◆ EXERCISE AIM ◆
Reproduce each line exactly. Skip none.

>>

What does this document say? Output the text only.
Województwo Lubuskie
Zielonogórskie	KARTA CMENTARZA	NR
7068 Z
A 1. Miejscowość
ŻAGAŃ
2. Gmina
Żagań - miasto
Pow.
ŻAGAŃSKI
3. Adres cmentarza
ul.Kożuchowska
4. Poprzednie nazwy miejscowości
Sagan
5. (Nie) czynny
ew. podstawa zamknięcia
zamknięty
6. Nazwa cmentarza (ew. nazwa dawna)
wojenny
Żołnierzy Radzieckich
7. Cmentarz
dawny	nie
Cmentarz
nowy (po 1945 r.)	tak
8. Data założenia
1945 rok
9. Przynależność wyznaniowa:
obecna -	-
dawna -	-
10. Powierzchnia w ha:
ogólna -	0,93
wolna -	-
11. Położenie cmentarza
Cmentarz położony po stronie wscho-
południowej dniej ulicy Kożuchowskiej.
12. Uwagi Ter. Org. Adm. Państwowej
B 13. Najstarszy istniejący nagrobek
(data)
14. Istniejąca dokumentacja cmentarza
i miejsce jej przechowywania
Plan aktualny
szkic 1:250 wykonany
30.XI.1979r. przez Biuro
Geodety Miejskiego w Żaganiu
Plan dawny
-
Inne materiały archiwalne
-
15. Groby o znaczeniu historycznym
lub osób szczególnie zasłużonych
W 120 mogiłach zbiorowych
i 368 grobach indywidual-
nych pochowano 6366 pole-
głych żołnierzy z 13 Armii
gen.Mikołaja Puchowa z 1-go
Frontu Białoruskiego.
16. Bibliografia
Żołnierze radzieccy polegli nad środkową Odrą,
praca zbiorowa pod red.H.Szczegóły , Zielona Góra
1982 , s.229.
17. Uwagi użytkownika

<<

◆ TASK SOLUTION ◆
What does this document say? Output the text only.
Województwo Lubuskie
Zielonogórskie	KARTA CMENTARZA	NR
7068 Z
A 1. Miejscowość
ŻAGAŃ
2. Gmina
Żagań - miasto
Pow.
ŻAGAŃSKI
3. Adres cmentarza
ul.Kożuchowska
4. Poprzednie nazwy miejscowości
Sagan
5. (Nie) czynny
ew. podstawa zamknięcia
zamknięty
6. Nazwa cmentarza (ew. nazwa dawna)
wojenny
Żołnierzy Radzieckich
7. Cmentarz
dawny	nie
Cmentarz
nowy (po 1945 r.)	tak
8. Data założenia
1945 rok
9. Przynależność wyznaniowa:
obecna -	-
dawna -	-
10. Powierzchnia w ha:
ogólna -	0,93
wolna -	-
11. Położenie cmentarza
Cmentarz położony po stronie wscho-
południowej dniej ulicy Kożuchowskiej.
12. Uwagi Ter. Org. Adm. Państwowej
B 13. Najstarszy istniejący nagrobek
(data)
14. Istniejąca dokumentacja cmentarza
i miejsce jej przechowywania
Plan aktualny
szkic 1:250 wykonany
30.XI.1979r. przez Biuro
Geodety Miejskiego w Żaganiu
Plan dawny
-
Inne materiały archiwalne
-
15. Groby o znaczeniu historycznym
lub osób szczególnie zasłużonych
W 120 mogiłach zbiorowych
i 368 grobach indywidual-
nych pochowano 6366 pole-
głych żołnierzy z 13 Armii
gen.Mikołaja Puchowa z 1-go
Frontu Białoruskiego.
16. Bibliografia
Żołnierze radzieccy polegli nad środkową Odrą,
praca zbiorowa pod red.H.Szczegóły , Zielona Góra
1982 , s.229.
17. Uwagi użytkownika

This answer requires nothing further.